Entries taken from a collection
## Begin

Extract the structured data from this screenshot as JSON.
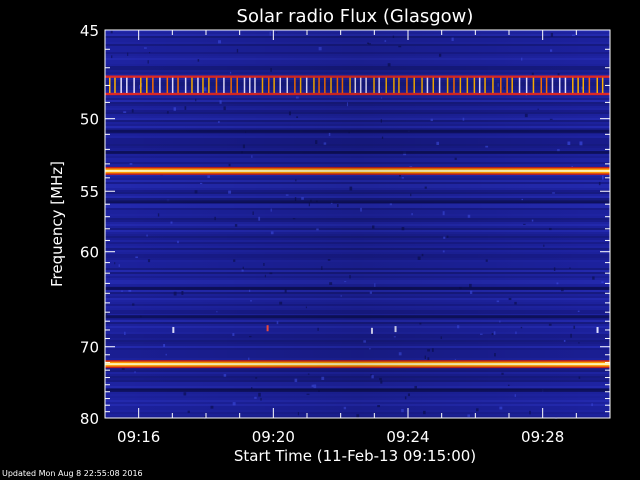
{
  "chart_data": {
    "type": "heatmap",
    "title": "Solar radio Flux (Glasgow)",
    "xlabel": "Start Time (11-Feb-13 09:15:00)",
    "ylabel": "Frequency [MHz]",
    "x_tick_labels": [
      "09:16",
      "09:20",
      "09:24",
      "09:28"
    ],
    "x_tick_minutes": [
      1,
      5,
      9,
      13
    ],
    "x_range_minutes": [
      0,
      15
    ],
    "y_tick_labels": [
      "45",
      "50",
      "55",
      "60",
      "70",
      "80"
    ],
    "y_tick_values": [
      45,
      50,
      55,
      60,
      70,
      80
    ],
    "y_range": [
      45,
      80
    ],
    "y_scale": "reciprocal",
    "colormap": [
      "#000040",
      "#1a1aa0",
      "#2e3ad0",
      "#c02020",
      "#ff9a00",
      "#fff0a0"
    ],
    "background_color": "#1c1f9a",
    "bright_bands_mhz": [
      {
        "freq": 47.5,
        "intensity": "high"
      },
      {
        "freq": 48.5,
        "intensity": "high"
      },
      {
        "freq": 53.5,
        "intensity": "very high"
      },
      {
        "freq": 72.2,
        "intensity": "very high"
      }
    ],
    "dark_bands_mhz": [
      50.8,
      52.2,
      55.8,
      63.5,
      66.5,
      75.8
    ],
    "grid": false,
    "legend": "none"
  },
  "footer": {
    "updated": "Updated Mon Aug  8 22:55:08 2016"
  }
}
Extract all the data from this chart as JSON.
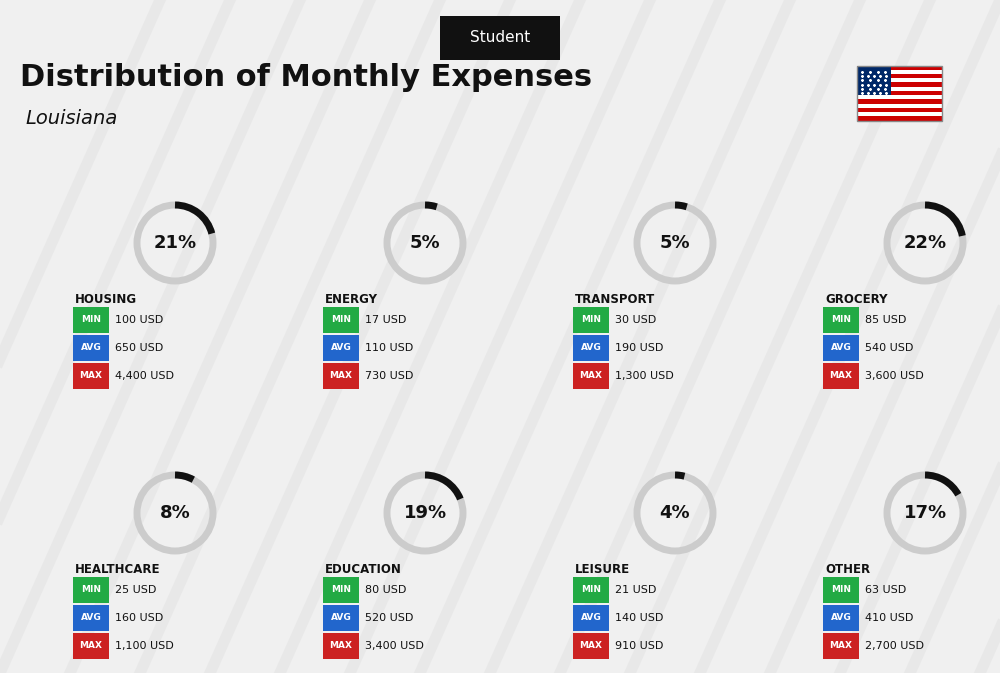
{
  "title": "Distribution of Monthly Expenses",
  "subtitle": "Student",
  "location": "Louisiana",
  "bg_color": "#f0f0f0",
  "categories": [
    {
      "name": "HOUSING",
      "pct": 21,
      "min_val": "100 USD",
      "avg_val": "650 USD",
      "max_val": "4,400 USD",
      "row": 0,
      "col": 0
    },
    {
      "name": "ENERGY",
      "pct": 5,
      "min_val": "17 USD",
      "avg_val": "110 USD",
      "max_val": "730 USD",
      "row": 0,
      "col": 1
    },
    {
      "name": "TRANSPORT",
      "pct": 5,
      "min_val": "30 USD",
      "avg_val": "190 USD",
      "max_val": "1,300 USD",
      "row": 0,
      "col": 2
    },
    {
      "name": "GROCERY",
      "pct": 22,
      "min_val": "85 USD",
      "avg_val": "540 USD",
      "max_val": "3,600 USD",
      "row": 0,
      "col": 3
    },
    {
      "name": "HEALTHCARE",
      "pct": 8,
      "min_val": "25 USD",
      "avg_val": "160 USD",
      "max_val": "1,100 USD",
      "row": 1,
      "col": 0
    },
    {
      "name": "EDUCATION",
      "pct": 19,
      "min_val": "80 USD",
      "avg_val": "520 USD",
      "max_val": "3,400 USD",
      "row": 1,
      "col": 1
    },
    {
      "name": "LEISURE",
      "pct": 4,
      "min_val": "21 USD",
      "avg_val": "140 USD",
      "max_val": "910 USD",
      "row": 1,
      "col": 2
    },
    {
      "name": "OTHER",
      "pct": 17,
      "min_val": "63 USD",
      "avg_val": "410 USD",
      "max_val": "2,700 USD",
      "row": 1,
      "col": 3
    }
  ],
  "min_color": "#22aa44",
  "avg_color": "#2266cc",
  "max_color": "#cc2222",
  "label_color": "#ffffff",
  "text_color": "#111111"
}
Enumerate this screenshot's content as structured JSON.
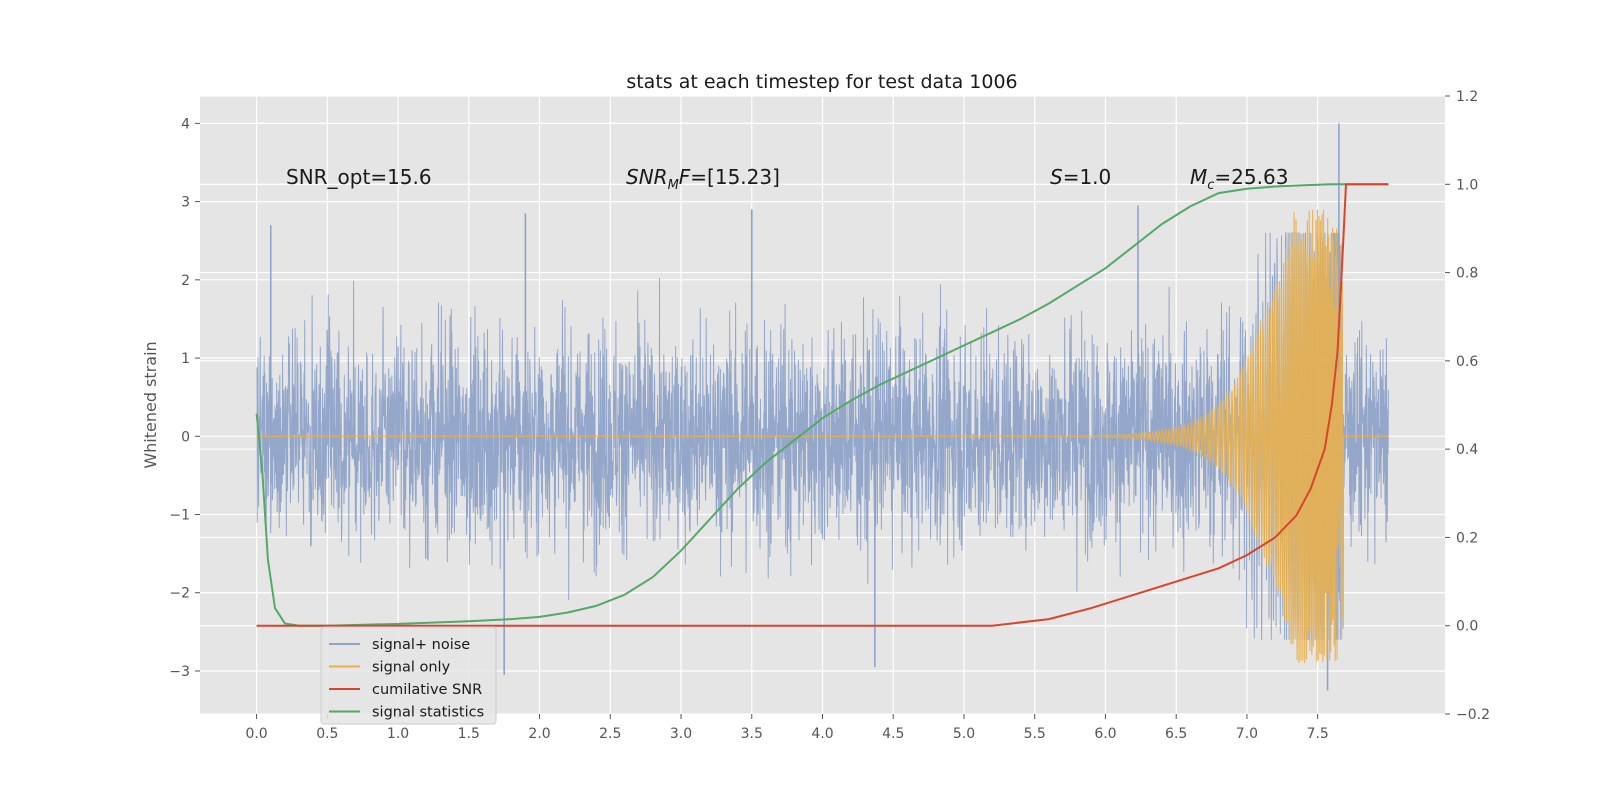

## End

Word for word, please, restate the lines of the listing from the one holding "Extract all the data from this chart as JSON." down to the last line, leaving out any pictures.

RESULT FOR THIS EXERCISE:
Extract all the data from this chart as JSON.
{
  "title": "Distribution of Monthly Expenses",
  "subtitle": "Student",
  "location": "Louisiana",
  "bg_color": "#f0f0f0",
  "categories": [
    {
      "name": "HOUSING",
      "pct": 21,
      "min_val": "100 USD",
      "avg_val": "650 USD",
      "max_val": "4,400 USD",
      "row": 0,
      "col": 0
    },
    {
      "name": "ENERGY",
      "pct": 5,
      "min_val": "17 USD",
      "avg_val": "110 USD",
      "max_val": "730 USD",
      "row": 0,
      "col": 1
    },
    {
      "name": "TRANSPORT",
      "pct": 5,
      "min_val": "30 USD",
      "avg_val": "190 USD",
      "max_val": "1,300 USD",
      "row": 0,
      "col": 2
    },
    {
      "name": "GROCERY",
      "pct": 22,
      "min_val": "85 USD",
      "avg_val": "540 USD",
      "max_val": "3,600 USD",
      "row": 0,
      "col": 3
    },
    {
      "name": "HEALTHCARE",
      "pct": 8,
      "min_val": "25 USD",
      "avg_val": "160 USD",
      "max_val": "1,100 USD",
      "row": 1,
      "col": 0
    },
    {
      "name": "EDUCATION",
      "pct": 19,
      "min_val": "80 USD",
      "avg_val": "520 USD",
      "max_val": "3,400 USD",
      "row": 1,
      "col": 1
    },
    {
      "name": "LEISURE",
      "pct": 4,
      "min_val": "21 USD",
      "avg_val": "140 USD",
      "max_val": "910 USD",
      "row": 1,
      "col": 2
    },
    {
      "name": "OTHER",
      "pct": 17,
      "min_val": "63 USD",
      "avg_val": "410 USD",
      "max_val": "2,700 USD",
      "row": 1,
      "col": 3
    }
  ],
  "min_color": "#22aa44",
  "avg_color": "#2266cc",
  "max_color": "#cc2222",
  "label_color": "#ffffff",
  "text_color": "#111111"
}
Enumerate this screenshot's content as structured JSON.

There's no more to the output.